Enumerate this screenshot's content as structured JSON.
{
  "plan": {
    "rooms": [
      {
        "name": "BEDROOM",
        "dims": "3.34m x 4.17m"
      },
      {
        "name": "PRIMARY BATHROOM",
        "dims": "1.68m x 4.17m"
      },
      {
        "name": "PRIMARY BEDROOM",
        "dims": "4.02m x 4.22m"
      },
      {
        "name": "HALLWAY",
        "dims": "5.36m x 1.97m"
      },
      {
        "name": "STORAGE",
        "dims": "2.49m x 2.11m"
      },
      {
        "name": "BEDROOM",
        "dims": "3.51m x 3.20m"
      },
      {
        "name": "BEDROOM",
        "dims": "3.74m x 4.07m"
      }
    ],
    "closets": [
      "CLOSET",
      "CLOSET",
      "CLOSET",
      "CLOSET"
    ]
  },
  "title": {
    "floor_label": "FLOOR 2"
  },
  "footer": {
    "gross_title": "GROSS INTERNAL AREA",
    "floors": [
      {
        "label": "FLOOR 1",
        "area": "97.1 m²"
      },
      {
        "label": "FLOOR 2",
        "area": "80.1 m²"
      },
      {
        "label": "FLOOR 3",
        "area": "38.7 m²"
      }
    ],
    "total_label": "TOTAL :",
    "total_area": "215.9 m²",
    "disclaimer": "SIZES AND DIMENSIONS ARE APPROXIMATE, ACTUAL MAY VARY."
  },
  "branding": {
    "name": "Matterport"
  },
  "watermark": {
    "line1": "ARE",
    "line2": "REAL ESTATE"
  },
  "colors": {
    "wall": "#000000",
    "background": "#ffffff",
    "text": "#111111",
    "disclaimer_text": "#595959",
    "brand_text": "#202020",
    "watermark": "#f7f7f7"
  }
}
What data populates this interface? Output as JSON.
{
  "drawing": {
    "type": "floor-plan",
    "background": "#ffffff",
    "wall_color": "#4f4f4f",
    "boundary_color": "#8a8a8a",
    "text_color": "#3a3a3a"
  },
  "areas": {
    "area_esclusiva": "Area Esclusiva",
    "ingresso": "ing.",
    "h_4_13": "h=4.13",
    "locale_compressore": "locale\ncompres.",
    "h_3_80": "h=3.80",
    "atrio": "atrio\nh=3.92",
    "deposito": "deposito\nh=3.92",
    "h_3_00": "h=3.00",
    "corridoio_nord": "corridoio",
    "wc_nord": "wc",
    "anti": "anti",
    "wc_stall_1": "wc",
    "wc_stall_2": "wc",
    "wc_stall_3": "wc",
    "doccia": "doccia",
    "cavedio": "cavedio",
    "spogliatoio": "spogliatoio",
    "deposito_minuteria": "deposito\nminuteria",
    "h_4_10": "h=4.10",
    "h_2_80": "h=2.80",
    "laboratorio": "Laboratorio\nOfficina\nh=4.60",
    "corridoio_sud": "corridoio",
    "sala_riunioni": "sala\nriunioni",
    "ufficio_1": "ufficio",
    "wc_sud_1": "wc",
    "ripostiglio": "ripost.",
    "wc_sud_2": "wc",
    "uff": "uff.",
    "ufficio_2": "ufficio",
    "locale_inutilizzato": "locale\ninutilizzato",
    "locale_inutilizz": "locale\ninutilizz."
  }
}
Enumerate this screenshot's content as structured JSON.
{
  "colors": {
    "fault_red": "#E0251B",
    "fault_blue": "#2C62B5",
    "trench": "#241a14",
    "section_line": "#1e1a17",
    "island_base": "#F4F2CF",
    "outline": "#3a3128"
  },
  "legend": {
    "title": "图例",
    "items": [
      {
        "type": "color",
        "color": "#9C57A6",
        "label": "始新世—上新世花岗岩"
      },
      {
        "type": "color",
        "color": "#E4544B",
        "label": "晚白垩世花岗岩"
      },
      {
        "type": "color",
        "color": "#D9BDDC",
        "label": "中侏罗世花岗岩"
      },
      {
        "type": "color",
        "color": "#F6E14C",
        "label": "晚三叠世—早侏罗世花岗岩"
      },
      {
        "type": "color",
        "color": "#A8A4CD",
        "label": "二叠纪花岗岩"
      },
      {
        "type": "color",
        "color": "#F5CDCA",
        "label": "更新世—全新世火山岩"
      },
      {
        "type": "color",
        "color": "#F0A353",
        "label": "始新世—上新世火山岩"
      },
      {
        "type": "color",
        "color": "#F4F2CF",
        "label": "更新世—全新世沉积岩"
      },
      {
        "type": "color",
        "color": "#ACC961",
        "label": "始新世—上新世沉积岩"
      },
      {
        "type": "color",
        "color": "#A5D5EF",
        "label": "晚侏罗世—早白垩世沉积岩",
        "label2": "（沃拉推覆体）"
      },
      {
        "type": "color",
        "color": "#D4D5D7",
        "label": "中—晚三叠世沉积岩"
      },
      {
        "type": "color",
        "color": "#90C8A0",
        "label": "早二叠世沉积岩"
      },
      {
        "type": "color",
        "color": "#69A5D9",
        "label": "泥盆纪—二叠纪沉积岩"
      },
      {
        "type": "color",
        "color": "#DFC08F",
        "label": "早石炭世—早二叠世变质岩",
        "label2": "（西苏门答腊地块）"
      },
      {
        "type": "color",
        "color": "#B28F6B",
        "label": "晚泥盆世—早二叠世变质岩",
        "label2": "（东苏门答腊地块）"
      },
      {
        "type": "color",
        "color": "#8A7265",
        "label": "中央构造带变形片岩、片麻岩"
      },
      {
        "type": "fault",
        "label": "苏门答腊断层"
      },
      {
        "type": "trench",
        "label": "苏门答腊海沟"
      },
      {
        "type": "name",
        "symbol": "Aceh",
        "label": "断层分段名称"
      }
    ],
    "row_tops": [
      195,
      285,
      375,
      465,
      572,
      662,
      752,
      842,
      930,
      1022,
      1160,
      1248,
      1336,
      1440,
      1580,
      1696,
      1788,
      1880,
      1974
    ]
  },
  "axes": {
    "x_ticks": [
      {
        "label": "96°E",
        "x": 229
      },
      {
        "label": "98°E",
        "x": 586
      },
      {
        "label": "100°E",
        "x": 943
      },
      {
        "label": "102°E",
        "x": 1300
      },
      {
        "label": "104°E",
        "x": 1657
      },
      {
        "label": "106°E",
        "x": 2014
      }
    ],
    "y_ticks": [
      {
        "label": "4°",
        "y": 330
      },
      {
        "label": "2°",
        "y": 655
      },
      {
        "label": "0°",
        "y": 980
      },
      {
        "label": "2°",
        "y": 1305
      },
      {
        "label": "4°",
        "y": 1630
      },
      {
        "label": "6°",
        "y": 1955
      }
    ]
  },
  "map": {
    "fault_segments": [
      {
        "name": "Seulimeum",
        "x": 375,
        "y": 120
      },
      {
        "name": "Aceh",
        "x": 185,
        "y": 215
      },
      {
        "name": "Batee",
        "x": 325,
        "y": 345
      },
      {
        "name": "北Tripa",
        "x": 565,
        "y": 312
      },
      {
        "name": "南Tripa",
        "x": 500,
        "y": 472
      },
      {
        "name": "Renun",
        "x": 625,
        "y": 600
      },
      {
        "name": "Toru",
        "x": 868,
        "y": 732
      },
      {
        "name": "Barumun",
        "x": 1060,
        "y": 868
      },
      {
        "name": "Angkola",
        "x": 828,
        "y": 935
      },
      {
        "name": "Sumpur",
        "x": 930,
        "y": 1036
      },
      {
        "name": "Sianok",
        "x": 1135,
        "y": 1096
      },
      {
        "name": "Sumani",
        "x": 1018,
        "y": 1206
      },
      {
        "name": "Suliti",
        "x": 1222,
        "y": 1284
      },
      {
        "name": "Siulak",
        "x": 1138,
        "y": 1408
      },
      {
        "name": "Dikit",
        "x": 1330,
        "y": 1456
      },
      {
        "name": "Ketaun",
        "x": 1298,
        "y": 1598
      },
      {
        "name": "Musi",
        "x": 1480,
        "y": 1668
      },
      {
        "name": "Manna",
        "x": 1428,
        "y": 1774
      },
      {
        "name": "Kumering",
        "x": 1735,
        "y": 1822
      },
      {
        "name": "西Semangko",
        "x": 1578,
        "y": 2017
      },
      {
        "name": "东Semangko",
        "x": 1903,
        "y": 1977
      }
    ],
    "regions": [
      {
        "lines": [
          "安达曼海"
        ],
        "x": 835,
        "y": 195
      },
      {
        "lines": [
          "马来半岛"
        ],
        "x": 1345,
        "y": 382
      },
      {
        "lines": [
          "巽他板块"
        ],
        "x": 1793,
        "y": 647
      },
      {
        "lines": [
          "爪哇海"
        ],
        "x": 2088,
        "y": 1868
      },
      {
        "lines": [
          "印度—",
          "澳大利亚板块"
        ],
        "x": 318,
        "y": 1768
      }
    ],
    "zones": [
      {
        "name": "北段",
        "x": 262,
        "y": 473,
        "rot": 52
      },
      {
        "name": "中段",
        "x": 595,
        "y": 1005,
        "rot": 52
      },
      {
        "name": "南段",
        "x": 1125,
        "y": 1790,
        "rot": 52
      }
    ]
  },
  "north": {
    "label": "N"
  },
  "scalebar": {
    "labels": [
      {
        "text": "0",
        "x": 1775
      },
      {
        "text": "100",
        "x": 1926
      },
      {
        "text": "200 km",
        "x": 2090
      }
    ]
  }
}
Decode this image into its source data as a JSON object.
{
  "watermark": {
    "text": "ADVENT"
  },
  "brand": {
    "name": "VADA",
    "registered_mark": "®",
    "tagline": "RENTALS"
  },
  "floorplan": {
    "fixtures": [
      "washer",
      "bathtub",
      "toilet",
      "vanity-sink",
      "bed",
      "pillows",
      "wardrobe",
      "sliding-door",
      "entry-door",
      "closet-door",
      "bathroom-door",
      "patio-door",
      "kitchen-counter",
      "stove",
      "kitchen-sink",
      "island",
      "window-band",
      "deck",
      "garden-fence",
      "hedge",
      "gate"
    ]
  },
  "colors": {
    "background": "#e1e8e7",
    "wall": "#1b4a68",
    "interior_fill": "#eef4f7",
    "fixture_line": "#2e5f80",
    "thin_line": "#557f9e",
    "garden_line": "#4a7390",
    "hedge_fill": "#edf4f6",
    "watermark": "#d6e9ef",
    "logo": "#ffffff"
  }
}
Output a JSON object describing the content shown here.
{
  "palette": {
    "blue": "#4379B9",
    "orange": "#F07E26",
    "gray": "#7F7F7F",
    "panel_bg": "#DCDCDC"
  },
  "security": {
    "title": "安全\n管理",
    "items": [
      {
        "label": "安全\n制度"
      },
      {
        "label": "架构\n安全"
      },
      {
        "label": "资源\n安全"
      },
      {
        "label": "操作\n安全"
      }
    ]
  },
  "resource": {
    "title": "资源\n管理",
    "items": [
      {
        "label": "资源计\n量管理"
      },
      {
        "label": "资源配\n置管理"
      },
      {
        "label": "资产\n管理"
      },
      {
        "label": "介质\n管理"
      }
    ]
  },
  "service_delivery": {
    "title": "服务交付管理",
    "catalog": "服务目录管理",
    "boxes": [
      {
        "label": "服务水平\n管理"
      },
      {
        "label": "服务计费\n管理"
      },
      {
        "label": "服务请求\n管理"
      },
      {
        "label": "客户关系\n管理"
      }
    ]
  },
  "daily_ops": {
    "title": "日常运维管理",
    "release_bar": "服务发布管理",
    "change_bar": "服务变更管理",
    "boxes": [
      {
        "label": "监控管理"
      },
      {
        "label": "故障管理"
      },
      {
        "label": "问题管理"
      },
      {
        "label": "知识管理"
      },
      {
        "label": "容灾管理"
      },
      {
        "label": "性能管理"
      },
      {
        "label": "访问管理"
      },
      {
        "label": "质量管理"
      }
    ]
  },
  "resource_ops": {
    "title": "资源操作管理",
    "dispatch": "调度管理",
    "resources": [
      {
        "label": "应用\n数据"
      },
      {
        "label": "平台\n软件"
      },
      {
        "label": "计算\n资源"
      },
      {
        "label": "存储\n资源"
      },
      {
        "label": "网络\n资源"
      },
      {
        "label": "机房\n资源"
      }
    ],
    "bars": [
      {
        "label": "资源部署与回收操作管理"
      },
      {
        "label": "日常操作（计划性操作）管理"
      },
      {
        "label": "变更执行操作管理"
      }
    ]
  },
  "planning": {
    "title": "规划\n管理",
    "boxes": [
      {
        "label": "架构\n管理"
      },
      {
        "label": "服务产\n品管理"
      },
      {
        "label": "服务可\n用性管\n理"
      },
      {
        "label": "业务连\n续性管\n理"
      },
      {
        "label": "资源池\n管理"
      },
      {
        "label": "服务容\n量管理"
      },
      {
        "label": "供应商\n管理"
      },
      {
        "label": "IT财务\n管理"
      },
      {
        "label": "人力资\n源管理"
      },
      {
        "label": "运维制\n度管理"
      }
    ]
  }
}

------------------------------------------------------------

> [What needs to be done]:
Which lines contain "deposito"? Copy each of them out.

> [Output below]:
    "deposito": "deposito\nh=3.92",
    "deposito_minuteria": "deposito\nminuteria",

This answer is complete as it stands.